**Job:** Below are some entries. Copy each line that holds the string "this".

**Input:**
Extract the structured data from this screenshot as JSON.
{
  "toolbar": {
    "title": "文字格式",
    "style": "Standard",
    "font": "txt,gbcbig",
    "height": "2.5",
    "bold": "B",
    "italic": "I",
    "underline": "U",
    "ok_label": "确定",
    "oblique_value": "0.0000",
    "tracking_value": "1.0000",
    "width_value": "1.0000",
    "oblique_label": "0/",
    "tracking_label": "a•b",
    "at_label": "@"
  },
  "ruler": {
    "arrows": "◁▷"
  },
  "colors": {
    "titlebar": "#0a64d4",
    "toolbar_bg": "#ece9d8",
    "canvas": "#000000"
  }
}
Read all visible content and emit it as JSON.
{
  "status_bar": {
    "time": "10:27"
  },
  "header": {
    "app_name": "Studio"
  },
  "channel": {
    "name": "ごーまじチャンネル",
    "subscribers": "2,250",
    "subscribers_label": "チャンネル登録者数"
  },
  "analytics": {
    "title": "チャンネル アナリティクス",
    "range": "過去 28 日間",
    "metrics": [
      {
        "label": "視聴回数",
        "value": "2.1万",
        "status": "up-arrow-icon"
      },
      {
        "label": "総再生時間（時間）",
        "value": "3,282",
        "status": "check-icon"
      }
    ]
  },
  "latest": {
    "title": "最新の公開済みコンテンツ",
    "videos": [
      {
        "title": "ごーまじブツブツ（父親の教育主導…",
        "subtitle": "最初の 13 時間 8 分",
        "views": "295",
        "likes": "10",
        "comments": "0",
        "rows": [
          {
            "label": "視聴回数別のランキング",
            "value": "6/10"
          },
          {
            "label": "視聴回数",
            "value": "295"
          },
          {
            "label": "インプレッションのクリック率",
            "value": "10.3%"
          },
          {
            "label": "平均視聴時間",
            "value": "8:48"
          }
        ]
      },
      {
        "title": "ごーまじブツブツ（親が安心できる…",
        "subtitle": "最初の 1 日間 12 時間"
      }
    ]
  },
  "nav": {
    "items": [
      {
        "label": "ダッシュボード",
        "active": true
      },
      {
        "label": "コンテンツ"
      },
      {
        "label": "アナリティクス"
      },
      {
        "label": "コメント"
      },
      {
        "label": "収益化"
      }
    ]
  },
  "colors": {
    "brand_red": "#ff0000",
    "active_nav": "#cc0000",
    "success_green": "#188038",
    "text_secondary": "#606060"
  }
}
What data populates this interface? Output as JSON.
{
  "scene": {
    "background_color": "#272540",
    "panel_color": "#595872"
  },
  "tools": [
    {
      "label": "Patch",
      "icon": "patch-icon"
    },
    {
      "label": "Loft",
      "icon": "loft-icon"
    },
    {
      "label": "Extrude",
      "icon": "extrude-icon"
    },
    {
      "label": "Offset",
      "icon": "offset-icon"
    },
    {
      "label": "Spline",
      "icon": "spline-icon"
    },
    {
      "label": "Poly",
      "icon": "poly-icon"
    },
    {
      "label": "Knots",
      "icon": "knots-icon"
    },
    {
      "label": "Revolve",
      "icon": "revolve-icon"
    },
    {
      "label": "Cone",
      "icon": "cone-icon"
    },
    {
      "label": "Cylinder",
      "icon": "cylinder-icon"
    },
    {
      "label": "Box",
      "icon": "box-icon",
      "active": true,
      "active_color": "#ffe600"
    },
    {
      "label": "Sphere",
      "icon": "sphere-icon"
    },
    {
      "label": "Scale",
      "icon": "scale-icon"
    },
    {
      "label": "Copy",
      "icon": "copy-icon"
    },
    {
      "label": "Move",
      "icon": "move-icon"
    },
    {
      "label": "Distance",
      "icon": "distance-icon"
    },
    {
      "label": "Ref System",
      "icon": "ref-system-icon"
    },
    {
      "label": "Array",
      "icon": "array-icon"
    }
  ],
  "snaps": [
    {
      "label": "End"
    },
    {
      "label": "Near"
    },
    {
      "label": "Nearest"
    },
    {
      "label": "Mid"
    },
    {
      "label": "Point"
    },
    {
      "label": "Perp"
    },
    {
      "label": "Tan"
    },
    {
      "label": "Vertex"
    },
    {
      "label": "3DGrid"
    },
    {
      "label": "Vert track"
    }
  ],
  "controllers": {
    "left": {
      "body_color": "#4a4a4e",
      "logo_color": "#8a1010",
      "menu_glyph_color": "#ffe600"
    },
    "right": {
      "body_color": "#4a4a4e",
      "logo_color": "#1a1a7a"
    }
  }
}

**Correct result:**
Extract the structured data from this screenshot as JSON.
What data populates this interface? Output as JSON.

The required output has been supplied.